• _Exercise prompt_
Go through the listing and write out all of it exactly.
____ Items
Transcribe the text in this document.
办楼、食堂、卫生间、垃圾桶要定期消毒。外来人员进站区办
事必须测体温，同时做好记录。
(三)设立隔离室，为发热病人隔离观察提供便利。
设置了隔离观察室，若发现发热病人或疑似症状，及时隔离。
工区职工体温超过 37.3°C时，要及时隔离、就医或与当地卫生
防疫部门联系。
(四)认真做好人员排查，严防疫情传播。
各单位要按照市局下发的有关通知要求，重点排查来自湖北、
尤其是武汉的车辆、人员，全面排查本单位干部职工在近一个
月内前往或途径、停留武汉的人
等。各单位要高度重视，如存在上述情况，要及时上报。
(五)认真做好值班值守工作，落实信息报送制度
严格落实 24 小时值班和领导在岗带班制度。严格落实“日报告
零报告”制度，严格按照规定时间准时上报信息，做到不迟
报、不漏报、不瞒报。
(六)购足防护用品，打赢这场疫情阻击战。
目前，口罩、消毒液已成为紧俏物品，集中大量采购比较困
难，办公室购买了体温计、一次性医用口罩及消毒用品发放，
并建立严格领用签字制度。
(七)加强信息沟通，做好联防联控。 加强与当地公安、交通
________
• _Exercise output_
Transcribe the text in this document.
办楼、食堂、卫生间、垃圾桶要定期消毒。外来人员进站区办
事必须测体温，同时做好记录。
(三)设立隔离室，为发热病人隔离观察提供便利。
设置了隔离观察室，若发现发热病人或疑似症状，及时隔离。
工区职工体温超过 37.3°C时，要及时隔离、就医或与当地卫生
防疫部门联系。
(四)认真做好人员排查，严防疫情传播。
各单位要按照市局下发的有关通知要求，重点排查来自湖北、
尤其是武汉的车辆、人员，全面排查本单位干部职工在近一个
月内前往或途径、停留武汉的人
等。各单位要高度重视，如存在上述情况，要及时上报。
(五)认真做好值班值守工作，落实信息报送制度
严格落实 24 小时值班和领导在岗带班制度。严格落实“日报告
零报告”制度，严格按照规定时间准时上报信息，做到不迟
报、不漏报、不瞒报。
(六)购足防护用品，打赢这场疫情阻击战。
目前，口罩、消毒液已成为紧俏物品，集中大量采购比较困
难，办公室购买了体温计、一次性医用口罩及消毒用品发放，
并建立严格领用签字制度。
(七)加强信息沟通，做好联防联控。 加强与当地公安、交通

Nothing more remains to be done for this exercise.